Type out the material below exactly.

━━ DATASET ENTRIES

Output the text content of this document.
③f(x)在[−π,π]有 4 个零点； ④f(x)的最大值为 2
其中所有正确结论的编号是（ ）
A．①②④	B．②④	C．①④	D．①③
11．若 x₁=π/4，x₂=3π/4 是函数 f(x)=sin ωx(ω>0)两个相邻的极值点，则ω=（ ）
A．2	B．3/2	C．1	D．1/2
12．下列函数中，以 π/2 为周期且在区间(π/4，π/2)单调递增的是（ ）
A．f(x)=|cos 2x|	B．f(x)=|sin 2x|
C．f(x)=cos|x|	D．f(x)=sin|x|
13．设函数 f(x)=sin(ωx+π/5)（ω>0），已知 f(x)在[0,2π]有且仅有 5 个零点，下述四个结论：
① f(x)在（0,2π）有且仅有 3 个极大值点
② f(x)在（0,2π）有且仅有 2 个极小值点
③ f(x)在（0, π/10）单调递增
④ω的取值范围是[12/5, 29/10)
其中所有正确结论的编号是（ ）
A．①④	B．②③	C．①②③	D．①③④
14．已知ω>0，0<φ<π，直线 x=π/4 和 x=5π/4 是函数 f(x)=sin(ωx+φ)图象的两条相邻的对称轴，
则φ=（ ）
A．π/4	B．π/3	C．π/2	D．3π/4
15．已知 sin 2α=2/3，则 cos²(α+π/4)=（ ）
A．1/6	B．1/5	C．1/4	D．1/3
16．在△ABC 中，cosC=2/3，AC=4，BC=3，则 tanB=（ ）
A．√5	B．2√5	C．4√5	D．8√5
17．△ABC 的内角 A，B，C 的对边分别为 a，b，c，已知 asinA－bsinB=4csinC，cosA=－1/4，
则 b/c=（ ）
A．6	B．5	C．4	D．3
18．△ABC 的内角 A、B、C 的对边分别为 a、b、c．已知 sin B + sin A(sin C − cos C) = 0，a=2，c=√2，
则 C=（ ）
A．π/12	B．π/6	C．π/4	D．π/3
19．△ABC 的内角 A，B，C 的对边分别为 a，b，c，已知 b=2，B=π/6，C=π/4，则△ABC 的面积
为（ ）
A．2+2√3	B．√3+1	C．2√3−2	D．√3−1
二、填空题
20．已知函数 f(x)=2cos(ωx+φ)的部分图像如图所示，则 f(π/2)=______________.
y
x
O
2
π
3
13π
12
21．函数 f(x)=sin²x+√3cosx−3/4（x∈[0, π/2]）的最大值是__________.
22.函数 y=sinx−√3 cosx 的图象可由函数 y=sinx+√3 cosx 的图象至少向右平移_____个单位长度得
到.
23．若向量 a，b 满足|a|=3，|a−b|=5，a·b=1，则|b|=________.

━━━━

**EXERCISE SOLUTION**
Output the text content of this document.
③f(x)在[−π,π]有 4 个零点； ④f(x)的最大值为 2
其中所有正确结论的编号是（ ）
A．①②④	B．②④	C．①④	D．①③
11．若 x₁=π/4，x₂=3π/4 是函数 f(x)=sin ωx(ω>0)两个相邻的极值点，则ω=（ ）
A．2	B．3/2	C．1	D．1/2
12．下列函数中，以 π/2 为周期且在区间(π/4，π/2)单调递增的是（ ）
A．f(x)=|cos 2x|	B．f(x)=|sin 2x|
C．f(x)=cos|x|	D．f(x)=sin|x|
13．设函数 f(x)=sin(ωx+π/5)（ω>0），已知 f(x)在[0,2π]有且仅有 5 个零点，下述四个结论：
① f(x)在（0,2π）有且仅有 3 个极大值点
② f(x)在（0,2π）有且仅有 2 个极小值点
③ f(x)在（0, π/10）单调递增
④ω的取值范围是[12/5, 29/10)
其中所有正确结论的编号是（ ）
A．①④	B．②③	C．①②③	D．①③④
14．已知ω>0，0<φ<π，直线 x=π/4 和 x=5π/4 是函数 f(x)=sin(ωx+φ)图象的两条相邻的对称轴，
则φ=（ ）
A．π/4	B．π/3	C．π/2	D．3π/4
15．已知 sin 2α=2/3，则 cos²(α+π/4)=（ ）
A．1/6	B．1/5	C．1/4	D．1/3
16．在△ABC 中，cosC=2/3，AC=4，BC=3，则 tanB=（ ）
A．√5	B．2√5	C．4√5	D．8√5
17．△ABC 的内角 A，B，C 的对边分别为 a，b，c，已知 asinA－bsinB=4csinC，cosA=－1/4，
则 b/c=（ ）
A．6	B．5	C．4	D．3
18．△ABC 的内角 A、B、C 的对边分别为 a、b、c．已知 sin B + sin A(sin C − cos C) = 0，a=2，c=√2，
则 C=（ ）
A．π/12	B．π/6	C．π/4	D．π/3
19．△ABC 的内角 A，B，C 的对边分别为 a，b，c，已知 b=2，B=π/6，C=π/4，则△ABC 的面积
为（ ）
A．2+2√3	B．√3+1	C．2√3−2	D．√3−1
二、填空题
20．已知函数 f(x)=2cos(ωx+φ)的部分图像如图所示，则 f(π/2)=______________.
y
x
O
2
π
3
13π
12
21．函数 f(x)=sin²x+√3cosx−3/4（x∈[0, π/2]）的最大值是__________.
22.函数 y=sinx−√3 cosx 的图象可由函数 y=sinx+√3 cosx 的图象至少向右平移_____个单位长度得
到.
23．若向量 a，b 满足|a|=3，|a−b|=5，a·b=1，则|b|=________.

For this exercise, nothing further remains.